Goal
Lines containing the word "select" should be extracted in full.

##### Provided information

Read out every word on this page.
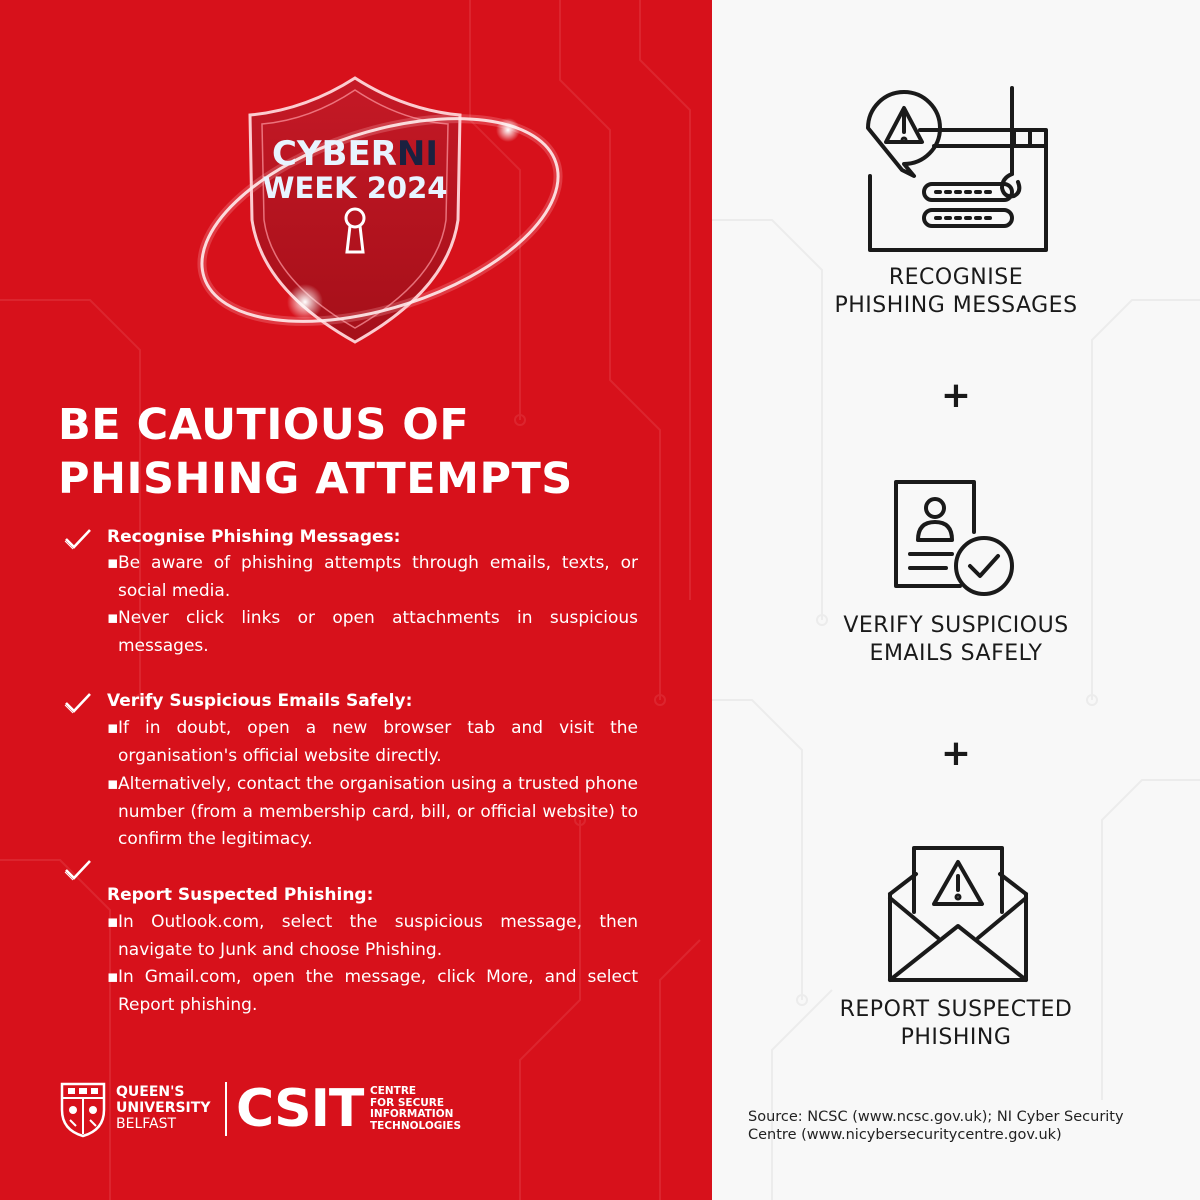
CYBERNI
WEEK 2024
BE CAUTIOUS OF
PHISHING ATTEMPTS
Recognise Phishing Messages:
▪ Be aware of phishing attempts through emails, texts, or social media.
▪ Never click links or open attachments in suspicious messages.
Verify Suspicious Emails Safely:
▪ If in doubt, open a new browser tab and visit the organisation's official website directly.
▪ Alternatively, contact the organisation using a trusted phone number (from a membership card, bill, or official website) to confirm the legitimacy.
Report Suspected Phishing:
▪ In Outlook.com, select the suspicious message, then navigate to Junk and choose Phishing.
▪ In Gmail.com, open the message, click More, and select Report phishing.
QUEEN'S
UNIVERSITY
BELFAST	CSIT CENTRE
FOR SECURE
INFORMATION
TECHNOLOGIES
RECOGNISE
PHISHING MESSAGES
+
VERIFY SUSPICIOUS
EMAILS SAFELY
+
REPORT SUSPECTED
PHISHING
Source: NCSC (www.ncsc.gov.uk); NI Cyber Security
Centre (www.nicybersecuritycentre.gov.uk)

##########

Exercise output
▪ In Outlook.com, select the suspicious message, then navigate to Junk and choose Phishing.
▪ In Gmail.com, open the message, click More, and select Report phishing.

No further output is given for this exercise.